§ WHAT TO DO
From the entries below, copy every line that holds the word "zoom".

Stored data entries
▽
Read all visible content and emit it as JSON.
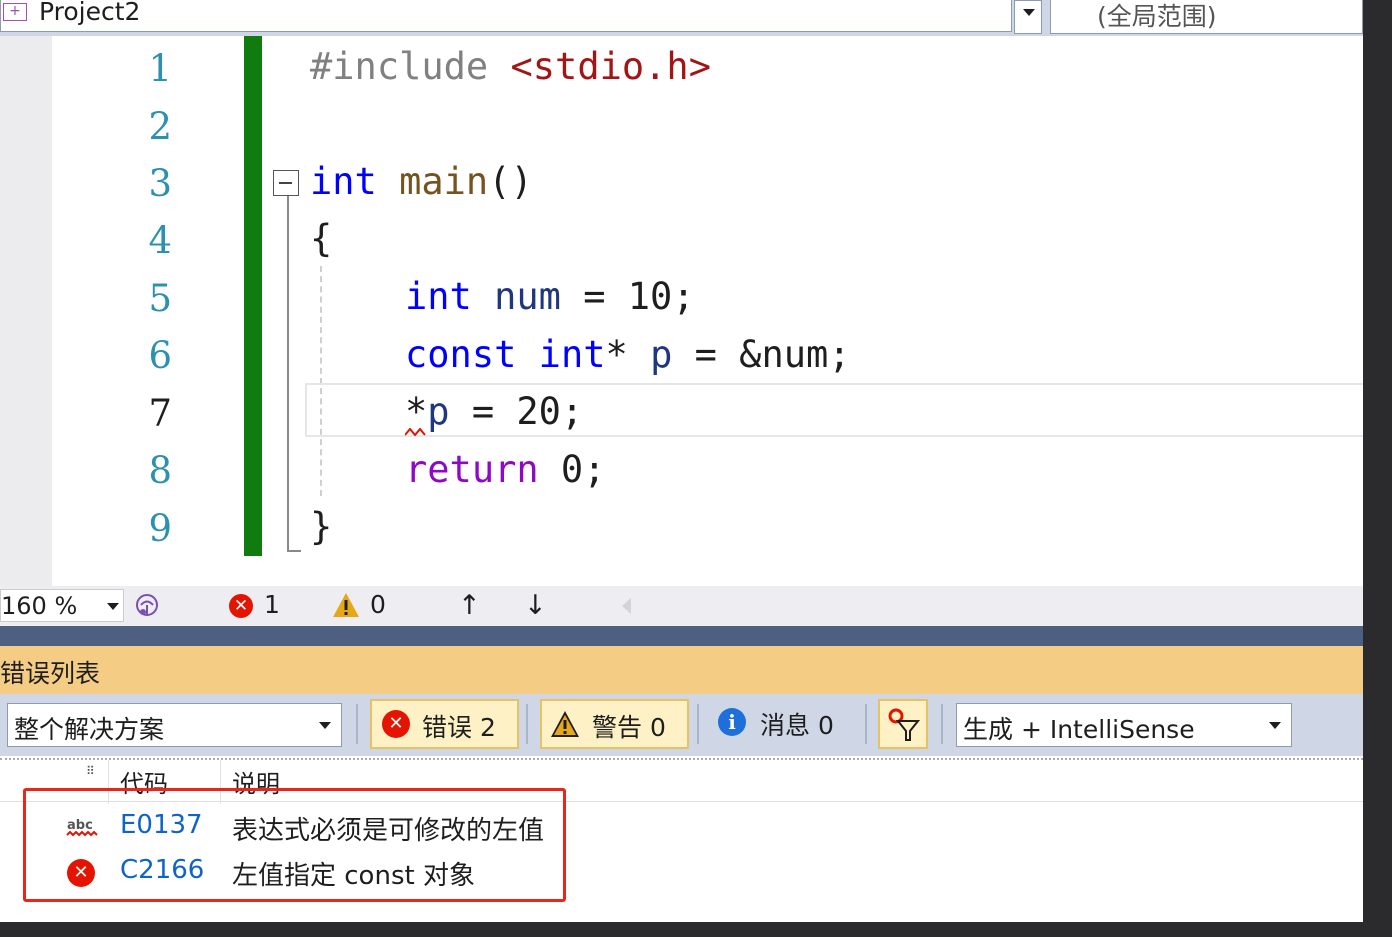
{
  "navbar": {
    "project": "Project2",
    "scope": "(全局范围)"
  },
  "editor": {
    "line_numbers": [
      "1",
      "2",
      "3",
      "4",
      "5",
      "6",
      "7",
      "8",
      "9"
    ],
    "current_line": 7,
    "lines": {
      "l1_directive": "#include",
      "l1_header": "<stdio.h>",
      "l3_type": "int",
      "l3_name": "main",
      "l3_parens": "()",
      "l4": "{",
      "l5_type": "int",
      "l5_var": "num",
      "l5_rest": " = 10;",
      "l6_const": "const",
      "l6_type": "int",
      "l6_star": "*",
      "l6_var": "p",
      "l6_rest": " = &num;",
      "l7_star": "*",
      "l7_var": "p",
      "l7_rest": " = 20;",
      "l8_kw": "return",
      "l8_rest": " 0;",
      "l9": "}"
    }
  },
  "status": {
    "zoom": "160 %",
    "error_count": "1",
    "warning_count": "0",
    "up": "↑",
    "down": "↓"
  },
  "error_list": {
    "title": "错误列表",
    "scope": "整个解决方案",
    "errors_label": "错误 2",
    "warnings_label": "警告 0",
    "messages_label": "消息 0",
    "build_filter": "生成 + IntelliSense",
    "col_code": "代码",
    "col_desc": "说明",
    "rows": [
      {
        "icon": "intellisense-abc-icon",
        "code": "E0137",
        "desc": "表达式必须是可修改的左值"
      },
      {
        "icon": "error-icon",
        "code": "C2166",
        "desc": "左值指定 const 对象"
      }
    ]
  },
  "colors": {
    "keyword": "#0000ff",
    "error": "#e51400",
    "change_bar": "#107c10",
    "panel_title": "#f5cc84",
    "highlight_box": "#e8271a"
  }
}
△
▽
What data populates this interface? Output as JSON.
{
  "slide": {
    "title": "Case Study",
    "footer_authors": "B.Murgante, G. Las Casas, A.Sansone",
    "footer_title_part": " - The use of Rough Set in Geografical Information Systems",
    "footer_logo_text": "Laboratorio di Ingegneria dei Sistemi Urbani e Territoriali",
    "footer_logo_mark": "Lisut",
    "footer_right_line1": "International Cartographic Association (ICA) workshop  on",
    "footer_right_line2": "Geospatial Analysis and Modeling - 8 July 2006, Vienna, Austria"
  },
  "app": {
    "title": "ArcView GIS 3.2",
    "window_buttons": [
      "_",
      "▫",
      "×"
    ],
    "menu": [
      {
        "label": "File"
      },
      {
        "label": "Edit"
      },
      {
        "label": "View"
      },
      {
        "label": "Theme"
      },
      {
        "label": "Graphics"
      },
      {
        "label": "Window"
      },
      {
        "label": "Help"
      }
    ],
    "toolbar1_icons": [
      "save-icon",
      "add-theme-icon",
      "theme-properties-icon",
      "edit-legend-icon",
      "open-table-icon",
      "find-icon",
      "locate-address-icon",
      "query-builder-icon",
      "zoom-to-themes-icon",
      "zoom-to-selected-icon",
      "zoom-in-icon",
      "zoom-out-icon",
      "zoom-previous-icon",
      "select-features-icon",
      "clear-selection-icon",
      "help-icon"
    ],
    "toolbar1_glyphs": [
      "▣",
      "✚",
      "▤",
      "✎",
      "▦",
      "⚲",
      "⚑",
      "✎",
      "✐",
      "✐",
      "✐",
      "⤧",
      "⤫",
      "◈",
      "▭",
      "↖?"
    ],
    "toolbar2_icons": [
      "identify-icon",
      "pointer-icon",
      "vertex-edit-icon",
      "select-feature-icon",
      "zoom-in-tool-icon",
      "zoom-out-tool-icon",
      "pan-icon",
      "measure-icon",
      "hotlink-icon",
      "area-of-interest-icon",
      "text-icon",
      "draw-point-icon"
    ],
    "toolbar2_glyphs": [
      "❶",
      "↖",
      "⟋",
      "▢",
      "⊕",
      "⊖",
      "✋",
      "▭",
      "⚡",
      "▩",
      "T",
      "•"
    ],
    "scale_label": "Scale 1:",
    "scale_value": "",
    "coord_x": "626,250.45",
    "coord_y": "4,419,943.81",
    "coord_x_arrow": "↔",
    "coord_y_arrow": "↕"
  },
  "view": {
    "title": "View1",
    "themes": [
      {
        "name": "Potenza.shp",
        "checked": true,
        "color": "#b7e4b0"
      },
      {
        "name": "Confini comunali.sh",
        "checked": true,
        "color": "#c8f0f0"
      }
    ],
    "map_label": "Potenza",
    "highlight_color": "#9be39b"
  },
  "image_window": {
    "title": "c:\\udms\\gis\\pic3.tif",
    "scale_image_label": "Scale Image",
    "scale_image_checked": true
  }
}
△
§ THE RESPONSE
    "zoom": "160 %",
      "zoom-to-themes-icon",
      "zoom-to-selected-icon",
      "zoom-in-icon",
      "zoom-out-icon",
      "zoom-previous-icon",
      "zoom-in-tool-icon",
      "zoom-out-tool-icon",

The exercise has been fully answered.